ESTRATTO DELLA FONTE:
====

Dal complesso delle attività investigative, svolte dalla Sezione Criminalità Organizzata e Straniera della Squadra Mobile di Enna, finalizzate a reperire elementi di riscontro in ordine all’attività di ricostituzione degli assetti delle “famiglie” mafiose attive nel territorio provinciale, emergeva come il prevalente interesse di “Cosa Nostra” ennese fosse tuttora rivolto alle attività estorsive ai danni di imprenditori: la c.d. “messa a posto” perpetrata ai danni di imprenditori tramite la corresponsione di ingenti somme di denaro.

Le attività investigative, disposte e dirette dalla Procura della Repubblica – Direzione Distrettuale Antimafia – sin dalle prime battute, confermavano gli esiti di precedenti indagini circa i rapporti tra le associazioni criminali di Enna e le organizzazioni criminali del catanese.  Tale attività d’indagine culminava il 9 marzo scorso con l’operazione “Capolinea” con la quale gli uomini della Squadra Mobile di Enna procedevano all’arresto di 6 soggetti, esponenti della famiglia di “Cosa Nostra” di Enna e dei clan catanesi dei “Santapaola-Ercolano” e “Cappello-Bonaccorsi”, ritenuti a vario titolo responsabili di estorsione nei confronti di un imprenditore ennese.

Un uomo, però, al vertice di questo folto gruppo criminale, rimaneva il principale “burattinaio” e quest’uomo era proprio il boss catanese Scalogna. Infatti, in seguito all’Ordinanza di Custodia Cautelare eseguita in data 9 marzo 2018 nell’ambito della predetta operazione ed  i successivi accertamenti della Squadra Mobile di Enna, è stato possibile identificare un ulteriore soggetto, l’attuale prevenuto Scalogna Filippo, che promuoveva proprio l’attività estorsiva sui lavori di posa della fibra ottica.

In particolare, quando l’imprenditore ennese, sempre più “strozzato” dalle spese, fra i lavori e le precedenti estorsioni, risultava inadempiente al pagamento del “pizzo”, veniva pressato dagli uomini d’onore facenti capo a Scalogna, come monito per la vittima affinché capisse di non poter rimandare i pagamenti, perché di fronte al boss catanese non avrebbe potuto più tergiversare con i ulteriori ritardi. Poiché l’imprenditore tardava ancora a corrispondere la tangente, gli indagati prospettavano imminenti azioni violente nei confronti dello stesso. L’estorsione ai danni dell’imprenditore proseguiva e veniva bloccata soltanto grazie all’arresto degli indagati del marzo scorso.

====

[Voci salvate]

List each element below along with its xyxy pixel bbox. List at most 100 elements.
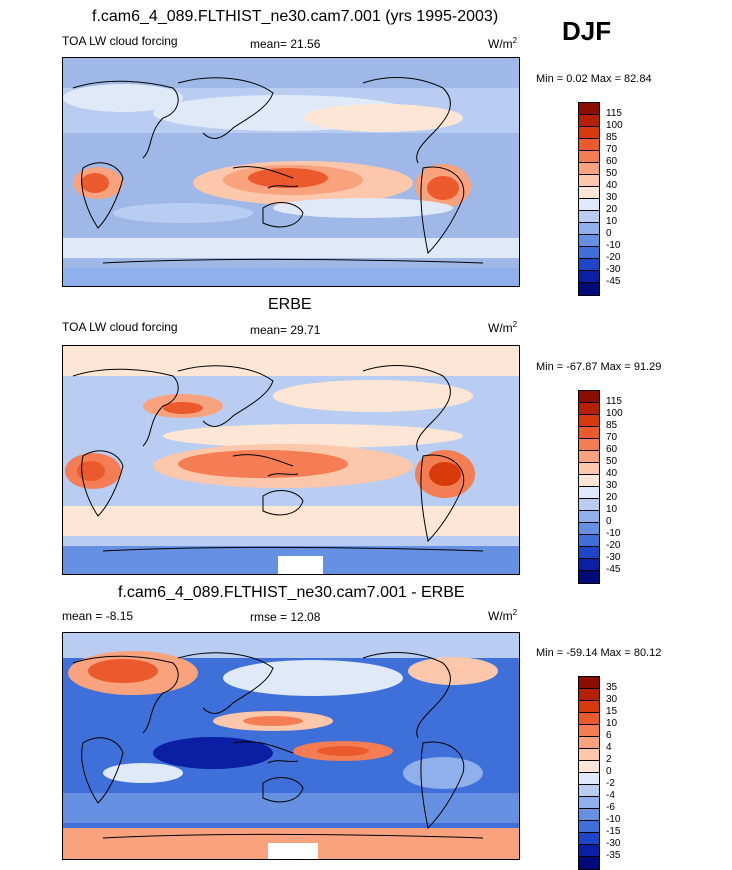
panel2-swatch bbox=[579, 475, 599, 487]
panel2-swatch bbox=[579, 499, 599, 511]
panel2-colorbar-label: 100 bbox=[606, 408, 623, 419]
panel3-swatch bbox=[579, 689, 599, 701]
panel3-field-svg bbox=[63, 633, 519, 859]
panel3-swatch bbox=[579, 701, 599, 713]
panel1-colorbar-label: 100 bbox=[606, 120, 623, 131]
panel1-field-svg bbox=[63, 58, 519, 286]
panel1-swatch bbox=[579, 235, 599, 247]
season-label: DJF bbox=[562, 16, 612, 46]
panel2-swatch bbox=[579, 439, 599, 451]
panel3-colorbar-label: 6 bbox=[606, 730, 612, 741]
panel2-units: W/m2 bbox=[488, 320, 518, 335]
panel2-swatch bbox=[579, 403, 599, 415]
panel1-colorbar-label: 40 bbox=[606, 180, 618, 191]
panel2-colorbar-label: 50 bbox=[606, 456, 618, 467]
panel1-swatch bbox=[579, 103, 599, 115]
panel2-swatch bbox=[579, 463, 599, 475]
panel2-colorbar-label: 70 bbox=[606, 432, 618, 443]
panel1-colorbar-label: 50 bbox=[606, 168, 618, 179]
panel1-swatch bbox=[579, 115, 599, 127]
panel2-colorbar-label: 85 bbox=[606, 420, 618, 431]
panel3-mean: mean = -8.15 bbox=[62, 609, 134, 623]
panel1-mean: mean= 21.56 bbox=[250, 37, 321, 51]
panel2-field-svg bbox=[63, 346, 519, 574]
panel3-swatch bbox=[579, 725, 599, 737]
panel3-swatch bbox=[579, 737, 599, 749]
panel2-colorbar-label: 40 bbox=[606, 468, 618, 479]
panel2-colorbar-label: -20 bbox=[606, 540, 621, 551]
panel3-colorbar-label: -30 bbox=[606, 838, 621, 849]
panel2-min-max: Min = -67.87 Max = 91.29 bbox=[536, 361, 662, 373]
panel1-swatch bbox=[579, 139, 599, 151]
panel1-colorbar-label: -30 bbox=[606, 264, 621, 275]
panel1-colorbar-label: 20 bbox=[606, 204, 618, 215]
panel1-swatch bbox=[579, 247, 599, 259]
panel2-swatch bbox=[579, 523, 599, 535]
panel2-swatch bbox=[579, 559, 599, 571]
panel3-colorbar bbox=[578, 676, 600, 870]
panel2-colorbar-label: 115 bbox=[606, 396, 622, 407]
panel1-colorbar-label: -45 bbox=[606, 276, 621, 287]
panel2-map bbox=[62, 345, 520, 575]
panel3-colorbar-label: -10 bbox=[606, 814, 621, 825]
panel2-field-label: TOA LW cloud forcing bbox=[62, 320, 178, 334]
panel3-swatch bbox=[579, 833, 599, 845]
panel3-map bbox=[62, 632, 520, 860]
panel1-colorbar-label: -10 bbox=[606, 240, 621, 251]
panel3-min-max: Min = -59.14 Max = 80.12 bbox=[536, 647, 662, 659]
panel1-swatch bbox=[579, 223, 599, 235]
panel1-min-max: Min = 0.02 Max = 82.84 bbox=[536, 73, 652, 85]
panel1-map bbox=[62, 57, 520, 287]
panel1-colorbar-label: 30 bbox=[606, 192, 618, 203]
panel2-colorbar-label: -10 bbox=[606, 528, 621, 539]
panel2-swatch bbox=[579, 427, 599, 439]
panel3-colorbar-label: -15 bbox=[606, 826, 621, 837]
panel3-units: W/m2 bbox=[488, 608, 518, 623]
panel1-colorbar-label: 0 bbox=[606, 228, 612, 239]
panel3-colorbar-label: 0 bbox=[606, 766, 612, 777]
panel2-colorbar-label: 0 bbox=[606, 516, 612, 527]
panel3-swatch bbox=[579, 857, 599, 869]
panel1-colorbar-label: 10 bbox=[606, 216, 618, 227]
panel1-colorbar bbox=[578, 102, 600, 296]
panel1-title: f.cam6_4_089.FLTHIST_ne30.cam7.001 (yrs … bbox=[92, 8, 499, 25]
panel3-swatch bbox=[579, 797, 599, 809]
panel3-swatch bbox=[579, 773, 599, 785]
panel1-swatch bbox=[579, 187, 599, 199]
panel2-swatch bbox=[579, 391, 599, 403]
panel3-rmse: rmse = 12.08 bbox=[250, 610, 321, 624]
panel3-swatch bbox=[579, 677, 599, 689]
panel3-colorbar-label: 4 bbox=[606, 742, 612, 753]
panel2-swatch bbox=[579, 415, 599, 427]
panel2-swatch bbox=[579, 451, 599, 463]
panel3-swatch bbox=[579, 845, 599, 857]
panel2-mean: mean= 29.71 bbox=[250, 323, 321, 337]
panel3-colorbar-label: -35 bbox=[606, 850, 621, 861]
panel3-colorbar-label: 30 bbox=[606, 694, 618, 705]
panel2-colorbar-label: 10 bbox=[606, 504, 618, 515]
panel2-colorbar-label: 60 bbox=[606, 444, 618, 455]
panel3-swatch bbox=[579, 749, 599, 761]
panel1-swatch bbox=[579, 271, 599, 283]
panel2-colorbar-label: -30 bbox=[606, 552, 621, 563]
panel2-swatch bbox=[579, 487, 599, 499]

====

COMPITI DA SVOLGERE:
**a.** Secondo l'estratto, in quale data è stata eseguita l'Ordinanza di Custodia Cautelare nell'ambito dell'operazione "Capolinea"?
**b.** Riscrivi la parte dell'estratto che comincia con le parole "Dal complesso delle" e finisce con "somme di denaro.". Sostituisci ogni occorrenza di "imprenditori" con "commercianti".
Per rispondere basati soltanto sull'estratto.

SOLUZIONI PROPOSTE:
**a.** Il 9 marzo 2018.

**b.**
Dal complesso delle attività investigative, svolte dalla Sezione Criminalità Organizzata e Straniera della Squadra Mobile di Enna, finalizzate a reperire elementi di riscontro in ordine all’attività di ricostituzione degli assetti delle “famiglie” mafiose attive nel territorio provinciale, emergeva come il prevalente interesse di “Cosa Nostra” ennese fosse tuttora rivolto alle attività estorsive ai danni di commercianti: la c.d. “messa a posto” perpetrata ai danni di commercianti tramite la corresponsione di ingenti somme di denaro.